-- begin --

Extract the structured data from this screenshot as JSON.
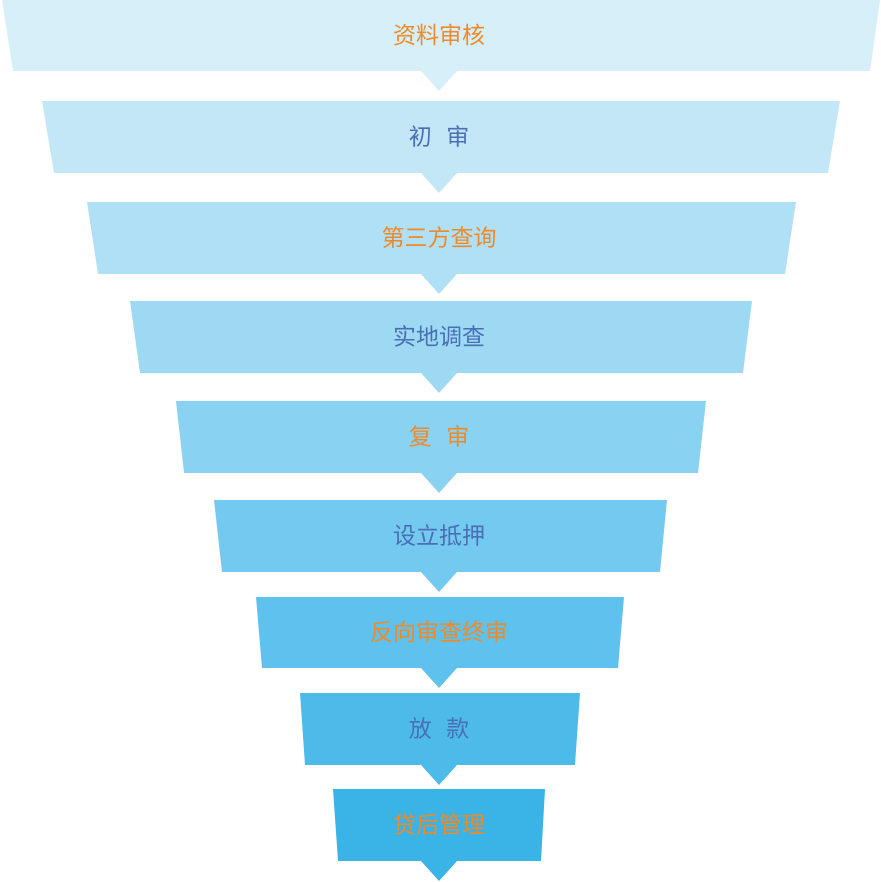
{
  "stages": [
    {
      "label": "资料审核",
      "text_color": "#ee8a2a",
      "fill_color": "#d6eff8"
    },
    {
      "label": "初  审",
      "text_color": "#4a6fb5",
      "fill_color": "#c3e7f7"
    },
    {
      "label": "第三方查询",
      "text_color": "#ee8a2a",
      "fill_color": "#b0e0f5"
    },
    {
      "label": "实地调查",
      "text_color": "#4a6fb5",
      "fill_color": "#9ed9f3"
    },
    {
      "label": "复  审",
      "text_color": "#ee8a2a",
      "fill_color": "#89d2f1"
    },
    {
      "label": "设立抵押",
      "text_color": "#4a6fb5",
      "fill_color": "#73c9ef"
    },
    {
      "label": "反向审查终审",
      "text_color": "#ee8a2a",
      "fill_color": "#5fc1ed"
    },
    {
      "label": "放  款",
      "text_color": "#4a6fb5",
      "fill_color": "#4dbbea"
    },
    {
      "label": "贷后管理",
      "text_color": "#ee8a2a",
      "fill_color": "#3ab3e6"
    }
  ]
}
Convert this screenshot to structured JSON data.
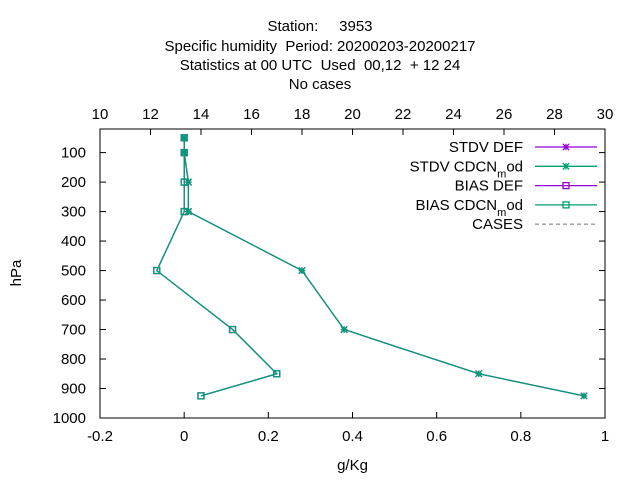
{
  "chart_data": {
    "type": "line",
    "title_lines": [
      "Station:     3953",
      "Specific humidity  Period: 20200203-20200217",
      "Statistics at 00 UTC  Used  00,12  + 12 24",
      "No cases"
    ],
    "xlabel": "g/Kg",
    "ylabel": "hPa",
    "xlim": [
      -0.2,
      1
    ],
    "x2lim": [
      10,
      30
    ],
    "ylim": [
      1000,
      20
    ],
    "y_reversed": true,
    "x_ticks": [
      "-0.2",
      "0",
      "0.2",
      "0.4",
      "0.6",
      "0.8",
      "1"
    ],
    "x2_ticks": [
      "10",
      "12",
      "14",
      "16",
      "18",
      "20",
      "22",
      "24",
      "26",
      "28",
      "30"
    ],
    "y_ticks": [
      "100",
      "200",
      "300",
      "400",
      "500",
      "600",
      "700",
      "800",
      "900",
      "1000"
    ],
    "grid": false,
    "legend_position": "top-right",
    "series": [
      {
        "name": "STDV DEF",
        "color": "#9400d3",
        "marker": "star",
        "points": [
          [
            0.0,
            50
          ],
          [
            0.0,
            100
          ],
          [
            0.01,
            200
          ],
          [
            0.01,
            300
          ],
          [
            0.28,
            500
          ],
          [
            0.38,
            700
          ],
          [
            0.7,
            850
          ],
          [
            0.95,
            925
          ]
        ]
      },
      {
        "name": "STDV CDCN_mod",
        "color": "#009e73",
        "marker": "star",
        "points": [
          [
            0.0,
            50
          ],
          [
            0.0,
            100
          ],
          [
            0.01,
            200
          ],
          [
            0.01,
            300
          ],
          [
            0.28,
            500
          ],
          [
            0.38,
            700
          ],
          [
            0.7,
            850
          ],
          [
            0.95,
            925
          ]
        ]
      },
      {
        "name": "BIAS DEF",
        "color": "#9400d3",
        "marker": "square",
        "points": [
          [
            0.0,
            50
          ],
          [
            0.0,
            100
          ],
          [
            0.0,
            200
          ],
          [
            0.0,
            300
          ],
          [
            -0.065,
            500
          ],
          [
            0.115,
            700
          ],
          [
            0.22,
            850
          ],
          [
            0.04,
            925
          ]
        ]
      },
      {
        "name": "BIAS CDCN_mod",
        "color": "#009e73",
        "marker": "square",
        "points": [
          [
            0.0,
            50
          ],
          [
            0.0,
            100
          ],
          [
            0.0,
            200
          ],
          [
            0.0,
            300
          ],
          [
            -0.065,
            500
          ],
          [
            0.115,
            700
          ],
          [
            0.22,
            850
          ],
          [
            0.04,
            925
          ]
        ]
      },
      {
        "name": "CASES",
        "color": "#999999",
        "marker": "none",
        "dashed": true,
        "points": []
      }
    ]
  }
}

-- end --

### TASK DESCRIPTION
Transcribe the entries above verbatim, omitting their pictures.

### RESULT FOR THIS TASK
Extract the structured data from this screenshot as JSON.
{
  "stages": [
    {
      "label": "资料审核",
      "text_color": "#ee8a2a",
      "fill_color": "#d6eff8"
    },
    {
      "label": "初  审",
      "text_color": "#4a6fb5",
      "fill_color": "#c3e7f7"
    },
    {
      "label": "第三方查询",
      "text_color": "#ee8a2a",
      "fill_color": "#b0e0f5"
    },
    {
      "label": "实地调查",
      "text_color": "#4a6fb5",
      "fill_color": "#9ed9f3"
    },
    {
      "label": "复  审",
      "text_color": "#ee8a2a",
      "fill_color": "#89d2f1"
    },
    {
      "label": "设立抵押",
      "text_color": "#4a6fb5",
      "fill_color": "#73c9ef"
    },
    {
      "label": "反向审查终审",
      "text_color": "#ee8a2a",
      "fill_color": "#5fc1ed"
    },
    {
      "label": "放  款",
      "text_color": "#4a6fb5",
      "fill_color": "#4dbbea"
    },
    {
      "label": "贷后管理",
      "text_color": "#ee8a2a",
      "fill_color": "#3ab3e6"
    }
  ]
}
Convert this screenshot to structured JSON data.
{
  "chart_data": {
    "type": "line",
    "title_lines": [
      "Station:     3953",
      "Specific humidity  Period: 20200203-20200217",
      "Statistics at 00 UTC  Used  00,12  + 12 24",
      "No cases"
    ],
    "xlabel": "g/Kg",
    "ylabel": "hPa",
    "xlim": [
      -0.2,
      1
    ],
    "x2lim": [
      10,
      30
    ],
    "ylim": [
      1000,
      20
    ],
    "y_reversed": true,
    "x_ticks": [
      "-0.2",
      "0",
      "0.2",
      "0.4",
      "0.6",
      "0.8",
      "1"
    ],
    "x2_ticks": [
      "10",
      "12",
      "14",
      "16",
      "18",
      "20",
      "22",
      "24",
      "26",
      "28",
      "30"
    ],
    "y_ticks": [
      "100",
      "200",
      "300",
      "400",
      "500",
      "600",
      "700",
      "800",
      "900",
      "1000"
    ],
    "grid": false,
    "legend_position": "top-right",
    "series": [
      {
        "name": "STDV DEF",
        "color": "#9400d3",
        "marker": "star",
        "points": [
          [
            0.0,
            50
          ],
          [
            0.0,
            100
          ],
          [
            0.01,
            200
          ],
          [
            0.01,
            300
          ],
          [
            0.28,
            500
          ],
          [
            0.38,
            700
          ],
          [
            0.7,
            850
          ],
          [
            0.95,
            925
          ]
        ]
      },
      {
        "name": "STDV CDCN_mod",
        "color": "#009e73",
        "marker": "star",
        "points": [
          [
            0.0,
            50
          ],
          [
            0.0,
            100
          ],
          [
            0.01,
            200
          ],
          [
            0.01,
            300
          ],
          [
            0.28,
            500
          ],
          [
            0.38,
            700
          ],
          [
            0.7,
            850
          ],
          [
            0.95,
            925
          ]
        ]
      },
      {
        "name": "BIAS DEF",
        "color": "#9400d3",
        "marker": "square",
        "points": [
          [
            0.0,
            50
          ],
          [
            0.0,
            100
          ],
          [
            0.0,
            200
          ],
          [
            0.0,
            300
          ],
          [
            -0.065,
            500
          ],
          [
            0.115,
            700
          ],
          [
            0.22,
            850
          ],
          [
            0.04,
            925
          ]
        ]
      },
      {
        "name": "BIAS CDCN_mod",
        "color": "#009e73",
        "marker": "square",
        "points": [
          [
            0.0,
            50
          ],
          [
            0.0,
            100
          ],
          [
            0.0,
            200
          ],
          [
            0.0,
            300
          ],
          [
            -0.065,
            500
          ],
          [
            0.115,
            700
          ],
          [
            0.22,
            850
          ],
          [
            0.04,
            925
          ]
        ]
      },
      {
        "name": "CASES",
        "color": "#999999",
        "marker": "none",
        "dashed": true,
        "points": []
      }
    ]
  }
}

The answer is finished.